DIRECTIVE: Reproduce every entry exactly as shown.

TASK INPUT:
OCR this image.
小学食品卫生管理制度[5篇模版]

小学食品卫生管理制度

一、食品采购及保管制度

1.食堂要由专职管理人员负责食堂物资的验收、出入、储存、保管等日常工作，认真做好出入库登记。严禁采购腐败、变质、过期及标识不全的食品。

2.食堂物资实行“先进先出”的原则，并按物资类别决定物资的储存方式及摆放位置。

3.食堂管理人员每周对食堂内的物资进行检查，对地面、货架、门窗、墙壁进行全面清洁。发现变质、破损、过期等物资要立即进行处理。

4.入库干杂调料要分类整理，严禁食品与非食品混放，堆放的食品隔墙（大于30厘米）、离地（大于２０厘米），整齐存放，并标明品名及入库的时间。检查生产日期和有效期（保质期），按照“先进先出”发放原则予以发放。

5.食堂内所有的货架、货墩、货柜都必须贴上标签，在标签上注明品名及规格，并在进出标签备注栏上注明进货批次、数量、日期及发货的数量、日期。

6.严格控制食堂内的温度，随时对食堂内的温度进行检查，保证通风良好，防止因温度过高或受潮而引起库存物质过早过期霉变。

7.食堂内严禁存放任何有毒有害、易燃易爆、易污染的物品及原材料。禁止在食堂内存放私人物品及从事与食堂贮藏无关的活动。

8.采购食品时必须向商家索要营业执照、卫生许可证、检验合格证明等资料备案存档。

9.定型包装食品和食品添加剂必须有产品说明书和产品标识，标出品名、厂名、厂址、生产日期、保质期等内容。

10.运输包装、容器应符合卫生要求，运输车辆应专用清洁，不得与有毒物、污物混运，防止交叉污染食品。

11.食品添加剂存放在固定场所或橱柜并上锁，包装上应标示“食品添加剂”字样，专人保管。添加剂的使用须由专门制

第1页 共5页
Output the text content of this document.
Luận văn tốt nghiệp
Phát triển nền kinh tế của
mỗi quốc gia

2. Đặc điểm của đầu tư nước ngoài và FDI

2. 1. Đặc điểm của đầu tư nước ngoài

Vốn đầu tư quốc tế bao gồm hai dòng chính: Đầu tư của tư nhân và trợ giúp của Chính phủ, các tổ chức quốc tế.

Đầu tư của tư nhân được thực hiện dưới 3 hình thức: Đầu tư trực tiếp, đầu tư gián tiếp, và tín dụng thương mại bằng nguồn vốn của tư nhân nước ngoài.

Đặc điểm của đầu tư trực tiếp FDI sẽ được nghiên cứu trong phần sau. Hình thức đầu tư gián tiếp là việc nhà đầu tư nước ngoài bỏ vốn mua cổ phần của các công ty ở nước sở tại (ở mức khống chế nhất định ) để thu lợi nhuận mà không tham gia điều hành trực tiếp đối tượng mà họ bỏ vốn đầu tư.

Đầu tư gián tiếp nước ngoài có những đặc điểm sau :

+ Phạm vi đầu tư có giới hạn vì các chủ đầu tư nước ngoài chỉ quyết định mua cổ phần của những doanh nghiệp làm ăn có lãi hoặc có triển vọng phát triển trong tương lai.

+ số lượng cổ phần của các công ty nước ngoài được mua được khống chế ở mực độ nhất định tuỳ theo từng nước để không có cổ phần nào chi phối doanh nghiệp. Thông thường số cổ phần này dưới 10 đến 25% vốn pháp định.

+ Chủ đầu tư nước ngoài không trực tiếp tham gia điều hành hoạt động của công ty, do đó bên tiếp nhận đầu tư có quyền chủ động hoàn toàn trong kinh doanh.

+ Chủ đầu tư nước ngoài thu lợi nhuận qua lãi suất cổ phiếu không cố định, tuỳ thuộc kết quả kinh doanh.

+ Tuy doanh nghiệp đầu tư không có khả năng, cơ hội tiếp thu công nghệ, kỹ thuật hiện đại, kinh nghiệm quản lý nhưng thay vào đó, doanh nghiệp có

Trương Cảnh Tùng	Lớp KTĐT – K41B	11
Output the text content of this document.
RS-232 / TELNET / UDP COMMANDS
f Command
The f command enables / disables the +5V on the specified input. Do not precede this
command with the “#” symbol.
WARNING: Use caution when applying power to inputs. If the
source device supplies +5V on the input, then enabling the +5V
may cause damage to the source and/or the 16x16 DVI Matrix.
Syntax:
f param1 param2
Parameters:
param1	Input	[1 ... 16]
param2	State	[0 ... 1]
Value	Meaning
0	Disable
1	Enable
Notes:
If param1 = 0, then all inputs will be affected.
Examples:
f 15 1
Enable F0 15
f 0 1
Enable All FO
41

ANSWER TO THIS PROBLEM:
OCR this image.
小学食品卫生管理制度[5篇模版]

小学食品卫生管理制度

一、食品采购及保管制度

1.食堂要由专职管理人员负责食堂物资的验收、出入、储存、保管等日常工作，认真做好出入库登记。严禁采购腐败、变质、过期及标识不全的食品。

2.食堂物资实行“先进先出”的原则，并按物资类别决定物资的储存方式及摆放位置。

3.食堂管理人员每周对食堂内的物资进行检查，对地面、货架、门窗、墙壁进行全面清洁。发现变质、破损、过期等物资要立即进行处理。

4.入库干杂调料要分类整理，严禁食品与非食品混放，堆放的食品隔墙（大于30厘米）、离地（大于２０厘米），整齐存放，并标明品名及入库的时间。检查生产日期和有效期（保质期），按照“先进先出”发放原则予以发放。

5.食堂内所有的货架、货墩、货柜都必须贴上标签，在标签上注明品名及规格，并在进出标签备注栏上注明进货批次、数量、日期及发货的数量、日期。

6.严格控制食堂内的温度，随时对食堂内的温度进行检查，保证通风良好，防止因温度过高或受潮而引起库存物质过早过期霉变。

7.食堂内严禁存放任何有毒有害、易燃易爆、易污染的物品及原材料。禁止在食堂内存放私人物品及从事与食堂贮藏无关的活动。

8.采购食品时必须向商家索要营业执照、卫生许可证、检验合格证明等资料备案存档。

9.定型包装食品和食品添加剂必须有产品说明书和产品标识，标出品名、厂名、厂址、生产日期、保质期等内容。

10.运输包装、容器应符合卫生要求，运输车辆应专用清洁，不得与有毒物、污物混运，防止交叉污染食品。

11.食品添加剂存放在固定场所或橱柜并上锁，包装上应标示“食品添加剂”字样，专人保管。添加剂的使用须由专门制

第1页 共5页
Output the text content of this document.
Luận văn tốt nghiệp
Phát triển nền kinh tế của
mỗi quốc gia

2. Đặc điểm của đầu tư nước ngoài và FDI

2. 1. Đặc điểm của đầu tư nước ngoài

Vốn đầu tư quốc tế bao gồm hai dòng chính: Đầu tư của tư nhân và trợ giúp của Chính phủ, các tổ chức quốc tế.

Đầu tư của tư nhân được thực hiện dưới 3 hình thức: Đầu tư trực tiếp, đầu tư gián tiếp, và tín dụng thương mại bằng nguồn vốn của tư nhân nước ngoài.

Đặc điểm của đầu tư trực tiếp FDI sẽ được nghiên cứu trong phần sau. Hình thức đầu tư gián tiếp là việc nhà đầu tư nước ngoài bỏ vốn mua cổ phần của các công ty ở nước sở tại (ở mức khống chế nhất định ) để thu lợi nhuận mà không tham gia điều hành trực tiếp đối tượng mà họ bỏ vốn đầu tư.

Đầu tư gián tiếp nước ngoài có những đặc điểm sau :

+ Phạm vi đầu tư có giới hạn vì các chủ đầu tư nước ngoài chỉ quyết định mua cổ phần của những doanh nghiệp làm ăn có lãi hoặc có triển vọng phát triển trong tương lai.

+ số lượng cổ phần của các công ty nước ngoài được mua được khống chế ở mực độ nhất định tuỳ theo từng nước để không có cổ phần nào chi phối doanh nghiệp. Thông thường số cổ phần này dưới 10 đến 25% vốn pháp định.

+ Chủ đầu tư nước ngoài không trực tiếp tham gia điều hành hoạt động của công ty, do đó bên tiếp nhận đầu tư có quyền chủ động hoàn toàn trong kinh doanh.

+ Chủ đầu tư nước ngoài thu lợi nhuận qua lãi suất cổ phiếu không cố định, tuỳ thuộc kết quả kinh doanh.

+ Tuy doanh nghiệp đầu tư không có khả năng, cơ hội tiếp thu công nghệ, kỹ thuật hiện đại, kinh nghiệm quản lý nhưng thay vào đó, doanh nghiệp có

Trương Cảnh Tùng	Lớp KTĐT – K41B	11
Output the text content of this document.
RS-232 / TELNET / UDP COMMANDS
f Command
The f command enables / disables the +5V on the specified input. Do not precede this
command with the “#” symbol.
WARNING: Use caution when applying power to inputs. If the
source device supplies +5V on the input, then enabling the +5V
may cause damage to the source and/or the 16x16 DVI Matrix.
Syntax:
f param1 param2
Parameters:
param1	Input	[1 ... 16]
param2	State	[0 ... 1]
Value	Meaning
0	Disable
1	Enable
Notes:
If param1 = 0, then all inputs will be affected.
Examples:
f 15 1
Enable F0 15
f 0 1
Enable All FO
41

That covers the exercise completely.